▸ PROMPT:
Extract every line from the records below that contains the word "games".

▸ EXTRACTED RECORDS:
***

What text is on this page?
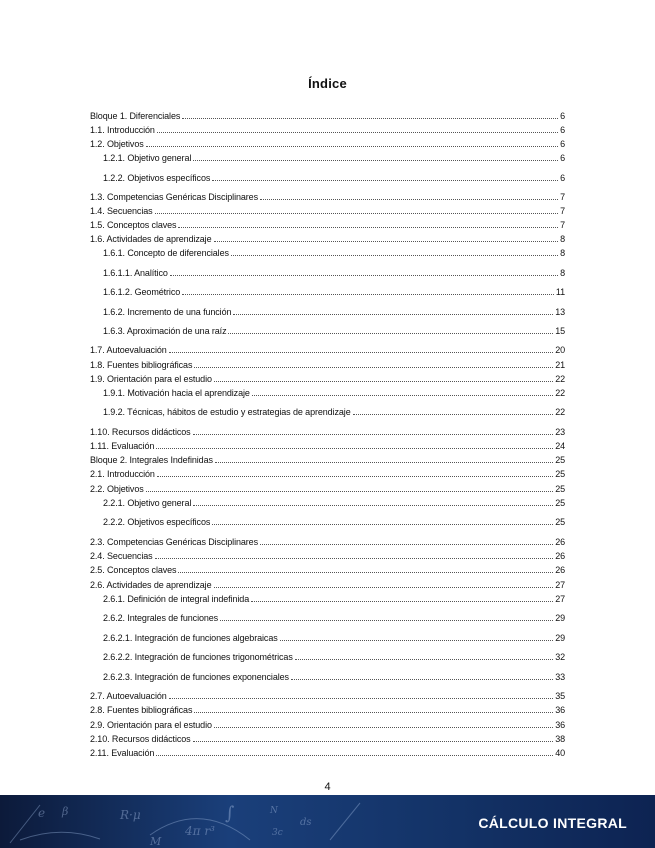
Índice
Bloque 1. Diferenciales	6
1.1. Introducción	6
1.2. Objetivos	6
1.2.1. Objetivo general	6
1.2.2. Objetivos específicos	6
1.3. Competencias Genéricas Disciplinares	7
1.4. Secuencias	7
1.5. Conceptos claves	7
1.6. Actividades de aprendizaje	8
1.6.1. Concepto de diferenciales	8
1.6.1.1. Analítico	8
1.6.1.2. Geométrico	11
1.6.2. Incremento de una función	13
1.6.3. Aproximación de una raíz	15
1.7. Autoevaluación	20
1.8. Fuentes bibliográficas	21
1.9. Orientación para el estudio	22
1.9.1. Motivación hacia el aprendizaje	22
1.9.2. Técnicas, hábitos de estudio y estrategias de aprendizaje	22
1.10. Recursos didácticos	23
1.11. Evaluación	24
Bloque 2. Integrales Indefinidas	25
2.1. Introducción	25
2.2. Objetivos	25
2.2.1. Objetivo general	25
2.2.2. Objetivos específicos	25
2.3. Competencias Genéricas Disciplinares	26
2.4. Secuencias	26
2.5. Conceptos claves	26
2.6. Actividades de aprendizaje	27
2.6.1. Definición de integral indefinida	27
2.6.2. Integrales de funciones	29
2.6.2.1. Integración de funciones algebraicas	29
2.6.2.2. Integración de funciones trigonométricas	32
2.6.2.3. Integración de funciones exponenciales	33
2.7. Autoevaluación	35
2.8. Fuentes bibliográficas	36
2.9. Orientación para el estudio	36
2.10. Recursos didácticos	38
2.11. Evaluación	40
4
e β	R·μ
4π r³
∫	N
3c
ds
M
CÁLCULO INTEGRAL
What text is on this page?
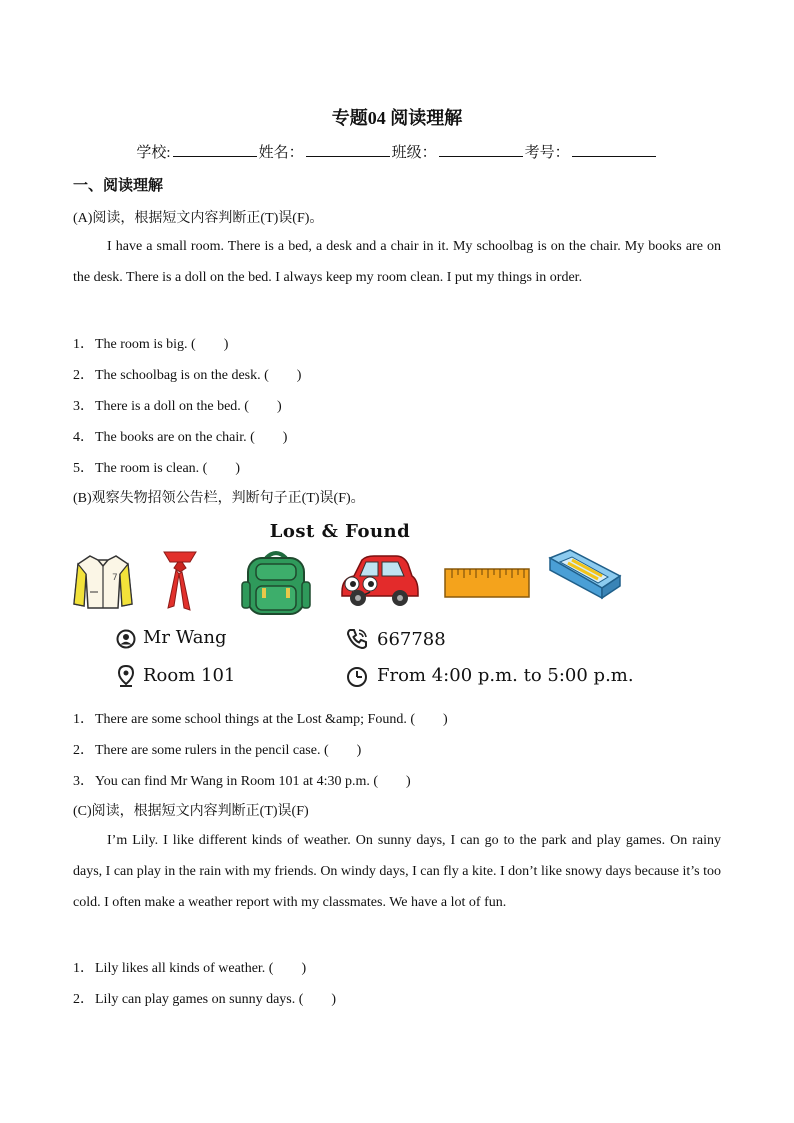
专题04 阅读理解
学校:	姓名：	班级：	考号：
一、阅读理解
(A)阅读，根据短文内容判断正(T)误(F)。

I have a small room. There is a bed, a desk and a chair in it. My schoolbag is on the chair. My books are on the desk. There is a doll on the bed. I always keep my room clean. I put my things in order.

1．The room is big. (　　)
2．The schoolbag is on the desk. (　　)
3．There is a doll on the bed. (　　)
4．The books are on the chair. (　　)
5．The room is clean. (　　)
(B)观察失物招领公告栏，判断句子正(T)误(F)。
Lost & Found
7
Mr Wang	667788
Room 101	From 4:00 p.m. to 5:00 p.m.
1．There are some school things at the Lost &amp; Found. (　　)
2．There are some rulers in the pencil case. (　　)
3．You can find Mr Wang in Room 101 at 4:30 p.m. (　　)
(C)阅读，根据短文内容判断正(T)误(F)

I’m Lily. I like different kinds of weather. On sunny days, I can go to the park and play games. On rainy days, I can play in the rain with my friends. On windy days, I can fly a kite. I don’t like snowy days because it’s too cold. I often make a weather report with my classmates. We have a lot of fun.

1．Lily likes all kinds of weather. (　　)
2．Lily can play games on sunny days. (　　)
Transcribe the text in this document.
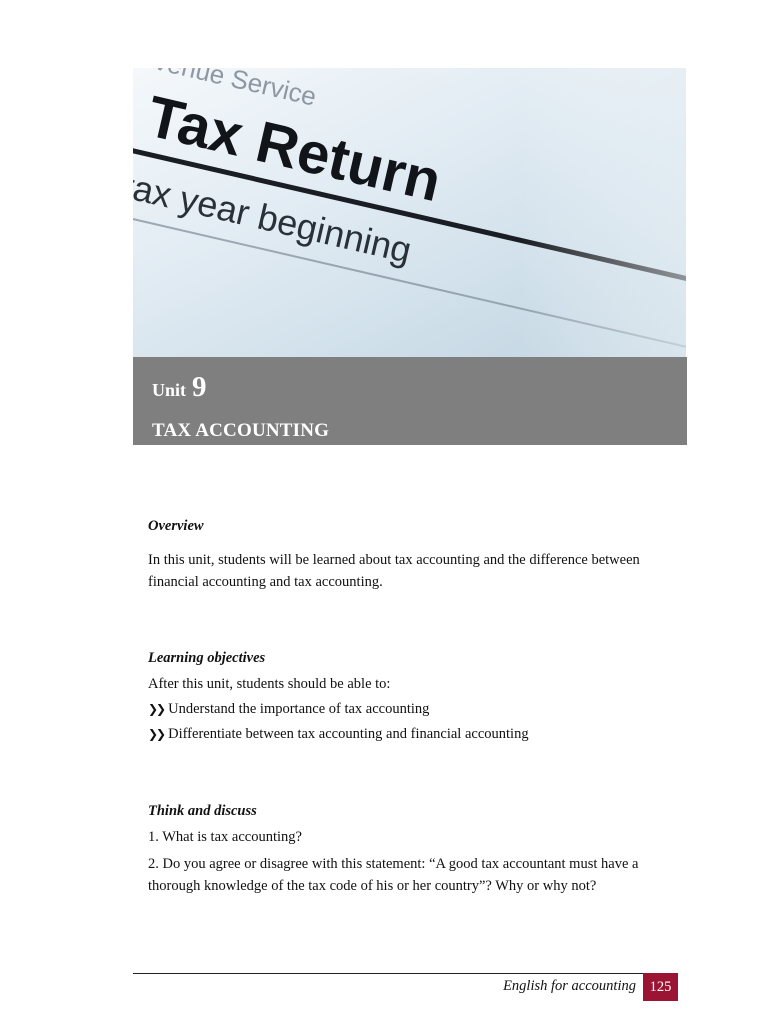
Unit 9
TAX ACCOUNTING
Overview
In this unit, students will be learned about tax accounting and the difference between financial accounting and tax accounting.
Learning objectives
After this unit, students should be able to:
❯❯ Understand the importance of tax accounting
❯❯ Differentiate between tax accounting and financial accounting
Think and discuss
1. What is tax accounting?
2. Do you agree or disagree with this statement: “A good tax accountant must have a thorough knowledge of the tax code of his or her country”? Why or why not?
English for accounting 125
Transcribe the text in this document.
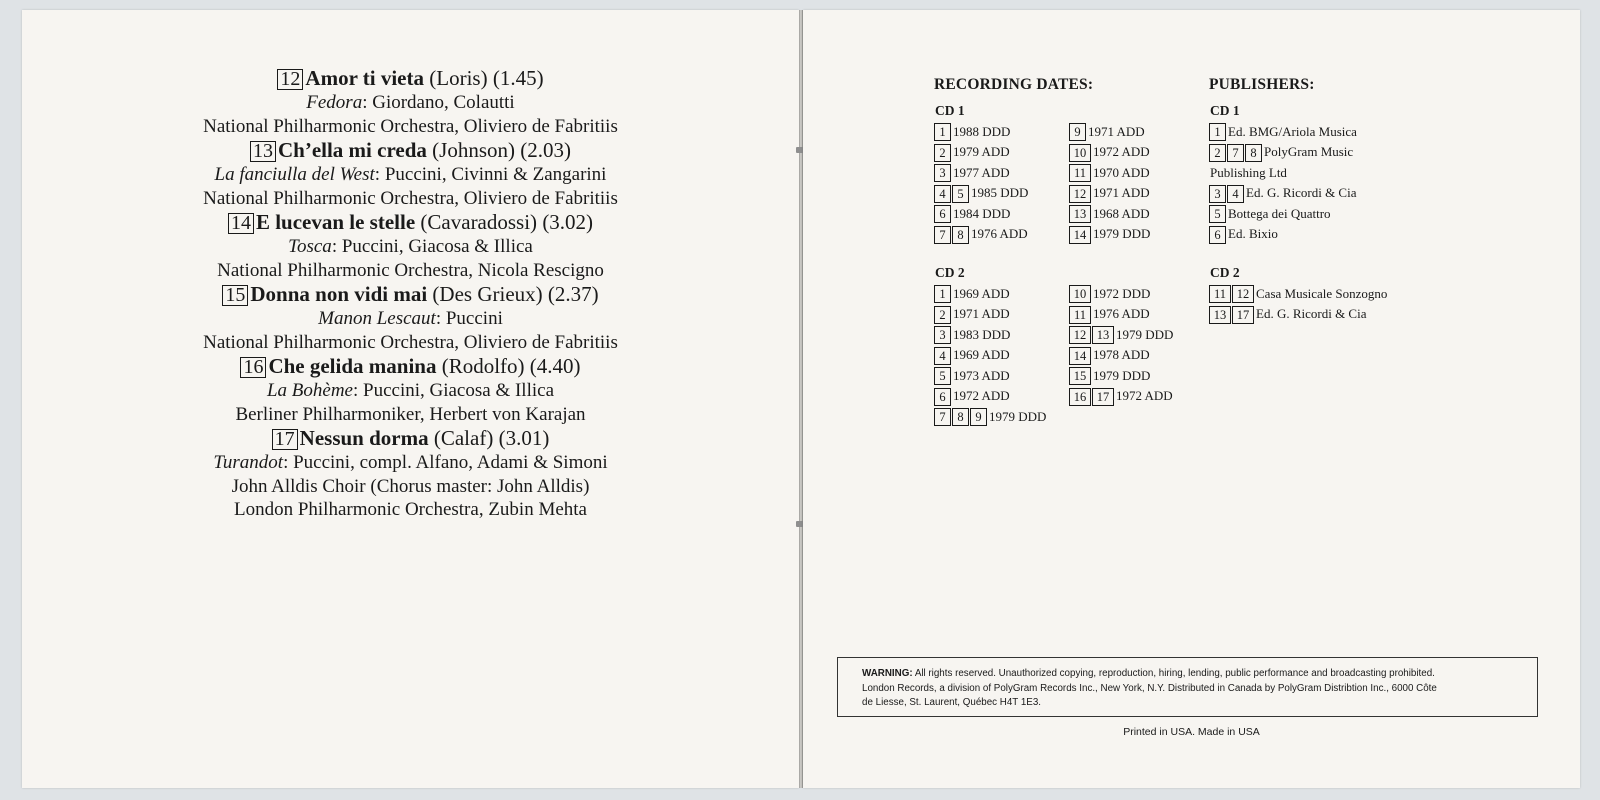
12 Amor ti vieta (Loris) (1.45)
Fedora: Giordano, Colautti
National Philharmonic Orchestra, Oliviero de Fabritiis
13 Ch’ella mi creda (Johnson) (2.03)
La fanciulla del West: Puccini, Civinni & Zangarini
National Philharmonic Orchestra, Oliviero de Fabritiis
14 E lucevan le stelle (Cavaradossi) (3.02)
Tosca: Puccini, Giacosa & Illica
National Philharmonic Orchestra, Nicola Rescigno
15 Donna non vidi mai (Des Grieux) (2.37)
Manon Lescaut: Puccini
National Philharmonic Orchestra, Oliviero de Fabritiis
16 Che gelida manina (Rodolfo) (4.40)
La Bohème: Puccini, Giacosa & Illica
Berliner Philharmoniker, Herbert von Karajan
17 Nessun dorma (Calaf) (3.01)
Turandot: Puccini, compl. Alfano, Adami & Simoni
John Alldis Choir (Chorus master: John Alldis)
London Philharmonic Orchestra, Zubin Mehta
RECORDING DATES:	PUBLISHERS:
CD 1
1 1988 DDD
2 1979 ADD
3 1977 ADD
4 5 1985 DDD
6 1984 DDD
7 8 1976 ADD
9 1971 ADD
10 1972 ADD
11 1970 ADD
12 1971 ADD
13 1968 ADD
14 1979 DDD
CD 2
1 1969 ADD
2 1971 ADD
3 1983 DDD
4 1969 ADD
5 1973 ADD
6 1972 ADD
7 8 9 1979 DDD
10 1972 DDD
11 1976 ADD
12 13 1979 DDD
14 1978 ADD
15 1979 DDD
16 17 1972 ADD
CD 1
1 Ed. BMG/Ariola Musica
2 7 8 PolyGram Music
Publishing Ltd
3 4 Ed. G. Ricordi & Cia
5 Bottega dei Quattro
6 Ed. Bixio
CD 2
11 12 Casa Musicale Sonzogno
13 17 Ed. G. Ricordi & Cia
WARNING: All rights reserved. Unauthorized copying, reproduction, hiring, lending, public performance and broadcasting prohibited.
London Records, a division of PolyGram Records Inc., New York, N.Y. Distributed in Canada by PolyGram Distribtion Inc., 6000 Côte
de Liesse, St. Laurent, Québec H4T 1E3.
Printed in USA. Made in USA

***

▸ THE REPLY:
I’m Lily. I like different kinds of weather. On sunny days, I can go to the park and play games. On rainy days, I can play in the rain with my friends. On windy days, I can fly a kite. I don’t like snowy days because it’s too cold. I often make a weather report with my classmates. We have a lot of fun.
2．Lily can play games on sunny days. (　　)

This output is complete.